▶ Exercise task:
Reproduce each line of the listing exactly.

▶ Extracted entries:
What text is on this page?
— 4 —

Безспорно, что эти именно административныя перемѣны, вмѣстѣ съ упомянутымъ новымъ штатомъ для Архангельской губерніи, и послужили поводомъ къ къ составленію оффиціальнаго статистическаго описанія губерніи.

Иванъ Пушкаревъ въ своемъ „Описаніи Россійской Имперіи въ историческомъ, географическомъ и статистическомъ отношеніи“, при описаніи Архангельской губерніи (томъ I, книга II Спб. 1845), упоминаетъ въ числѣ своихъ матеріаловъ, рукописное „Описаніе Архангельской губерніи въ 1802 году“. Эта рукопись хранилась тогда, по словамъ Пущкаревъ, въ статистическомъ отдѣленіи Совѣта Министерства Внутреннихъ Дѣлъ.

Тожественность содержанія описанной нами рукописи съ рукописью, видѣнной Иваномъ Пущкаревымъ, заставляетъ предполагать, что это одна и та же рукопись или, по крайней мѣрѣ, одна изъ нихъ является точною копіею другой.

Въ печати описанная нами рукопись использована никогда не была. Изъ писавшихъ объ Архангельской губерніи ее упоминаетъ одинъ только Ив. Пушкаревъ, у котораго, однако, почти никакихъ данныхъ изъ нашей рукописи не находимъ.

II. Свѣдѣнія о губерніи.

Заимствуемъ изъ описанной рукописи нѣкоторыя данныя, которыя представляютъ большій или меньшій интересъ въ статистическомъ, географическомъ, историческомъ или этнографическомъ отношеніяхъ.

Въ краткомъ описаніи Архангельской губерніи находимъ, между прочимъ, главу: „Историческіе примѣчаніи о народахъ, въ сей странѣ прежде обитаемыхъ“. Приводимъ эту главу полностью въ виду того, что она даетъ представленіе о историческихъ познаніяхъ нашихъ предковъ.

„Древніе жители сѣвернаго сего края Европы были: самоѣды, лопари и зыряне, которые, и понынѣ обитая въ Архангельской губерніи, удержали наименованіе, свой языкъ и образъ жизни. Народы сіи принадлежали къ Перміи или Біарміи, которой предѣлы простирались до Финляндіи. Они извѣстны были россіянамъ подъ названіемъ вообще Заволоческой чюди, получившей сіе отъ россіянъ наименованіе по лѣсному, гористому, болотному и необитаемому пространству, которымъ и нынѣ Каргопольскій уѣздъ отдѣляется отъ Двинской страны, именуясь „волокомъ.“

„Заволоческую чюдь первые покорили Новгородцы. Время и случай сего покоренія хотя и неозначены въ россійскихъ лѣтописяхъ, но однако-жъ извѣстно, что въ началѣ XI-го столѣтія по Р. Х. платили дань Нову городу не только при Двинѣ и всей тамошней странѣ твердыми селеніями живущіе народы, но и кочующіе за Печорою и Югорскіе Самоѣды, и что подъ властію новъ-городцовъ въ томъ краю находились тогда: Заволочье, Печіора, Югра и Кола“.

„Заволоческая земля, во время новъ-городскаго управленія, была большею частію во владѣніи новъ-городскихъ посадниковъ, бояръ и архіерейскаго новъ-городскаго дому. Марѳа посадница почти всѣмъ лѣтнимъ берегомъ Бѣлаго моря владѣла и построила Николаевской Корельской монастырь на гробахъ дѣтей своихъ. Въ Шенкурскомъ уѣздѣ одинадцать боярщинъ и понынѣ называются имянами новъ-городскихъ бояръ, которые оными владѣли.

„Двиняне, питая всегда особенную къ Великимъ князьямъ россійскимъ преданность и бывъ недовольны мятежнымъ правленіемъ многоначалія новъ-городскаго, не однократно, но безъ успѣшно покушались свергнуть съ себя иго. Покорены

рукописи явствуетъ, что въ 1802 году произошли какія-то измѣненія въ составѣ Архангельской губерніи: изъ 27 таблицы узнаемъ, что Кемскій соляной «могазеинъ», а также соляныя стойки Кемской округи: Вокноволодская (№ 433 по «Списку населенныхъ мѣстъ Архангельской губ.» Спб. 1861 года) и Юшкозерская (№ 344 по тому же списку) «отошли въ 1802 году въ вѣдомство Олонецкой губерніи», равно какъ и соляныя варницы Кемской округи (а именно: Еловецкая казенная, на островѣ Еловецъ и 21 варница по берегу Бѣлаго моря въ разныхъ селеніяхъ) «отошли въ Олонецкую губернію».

▶ Solution:
What text is on this page?
— 4 —

Безспорно, что эти именно административныя перемѣны, вмѣстѣ съ упомянутымъ новымъ штатомъ для Архангельской губерніи, и послужили поводомъ къ къ составленію оффиціальнаго статистическаго описанія губерніи.

Иванъ Пушкаревъ въ своемъ „Описаніи Россійской Имперіи въ историческомъ, географическомъ и статистическомъ отношеніи“, при описаніи Архангельской губерніи (томъ I, книга II Спб. 1845), упоминаетъ въ числѣ своихъ матеріаловъ, рукописное „Описаніе Архангельской губерніи въ 1802 году“. Эта рукопись хранилась тогда, по словамъ Пущкаревъ, въ статистическомъ отдѣленіи Совѣта Министерства Внутреннихъ Дѣлъ.

Тожественность содержанія описанной нами рукописи съ рукописью, видѣнной Иваномъ Пущкаревымъ, заставляетъ предполагать, что это одна и та же рукопись или, по крайней мѣрѣ, одна изъ нихъ является точною копіею другой.

Въ печати описанная нами рукопись использована никогда не была. Изъ писавшихъ объ Архангельской губерніи ее упоминаетъ одинъ только Ив. Пушкаревъ, у котораго, однако, почти никакихъ данныхъ изъ нашей рукописи не находимъ.

II. Свѣдѣнія о губерніи.

Заимствуемъ изъ описанной рукописи нѣкоторыя данныя, которыя представляютъ большій или меньшій интересъ въ статистическомъ, географическомъ, историческомъ или этнографическомъ отношеніяхъ.

Въ краткомъ описаніи Архангельской губерніи находимъ, между прочимъ, главу: „Историческіе примѣчаніи о народахъ, въ сей странѣ прежде обитаемыхъ“. Приводимъ эту главу полностью въ виду того, что она даетъ представленіе о историческихъ познаніяхъ нашихъ предковъ.

„Древніе жители сѣвернаго сего края Европы были: самоѣды, лопари и зыряне, которые, и понынѣ обитая въ Архангельской губерніи, удержали наименованіе, свой языкъ и образъ жизни. Народы сіи принадлежали къ Перміи или Біарміи, которой предѣлы простирались до Финляндіи. Они извѣстны были россіянамъ подъ названіемъ вообще Заволоческой чюди, получившей сіе отъ россіянъ наименованіе по лѣсному, гористому, болотному и необитаемому пространству, которымъ и нынѣ Каргопольскій уѣздъ отдѣляется отъ Двинской страны, именуясь „волокомъ.“

„Заволоческую чюдь первые покорили Новгородцы. Время и случай сего покоренія хотя и неозначены въ россійскихъ лѣтописяхъ, но однако-жъ извѣстно, что въ началѣ XI-го столѣтія по Р. Х. платили дань Нову городу не только при Двинѣ и всей тамошней странѣ твердыми селеніями живущіе народы, но и кочующіе за Печорою и Югорскіе Самоѣды, и что подъ властію новъ-городцовъ въ томъ краю находились тогда: Заволочье, Печіора, Югра и Кола“.

„Заволоческая земля, во время новъ-городскаго управленія, была большею частію во владѣніи новъ-городскихъ посадниковъ, бояръ и архіерейскаго новъ-городскаго дому. Марѳа посадница почти всѣмъ лѣтнимъ берегомъ Бѣлаго моря владѣла и построила Николаевской Корельской монастырь на гробахъ дѣтей своихъ. Въ Шенкурскомъ уѣздѣ одинадцать боярщинъ и понынѣ называются имянами новъ-городскихъ бояръ, которые оными владѣли.

„Двиняне, питая всегда особенную къ Великимъ князьямъ россійскимъ преданность и бывъ недовольны мятежнымъ правленіемъ многоначалія новъ-городскаго, не однократно, но безъ успѣшно покушались свергнуть съ себя иго. Покорены

рукописи явствуетъ, что въ 1802 году произошли какія-то измѣненія въ составѣ Архангельской губерніи: изъ 27 таблицы узнаемъ, что Кемскій соляной «могазеинъ», а также соляныя стойки Кемской округи: Вокноволодская (№ 433 по «Списку населенныхъ мѣстъ Архангельской губ.» Спб. 1861 года) и Юшкозерская (№ 344 по тому же списку) «отошли въ 1802 году въ вѣдомство Олонецкой губерніи», равно какъ и соляныя варницы Кемской округи (а именно: Еловецкая казенная, на островѣ Еловецъ и 21 варница по берегу Бѣлаго моря въ разныхъ селеніяхъ) «отошли въ Олонецкую губернію».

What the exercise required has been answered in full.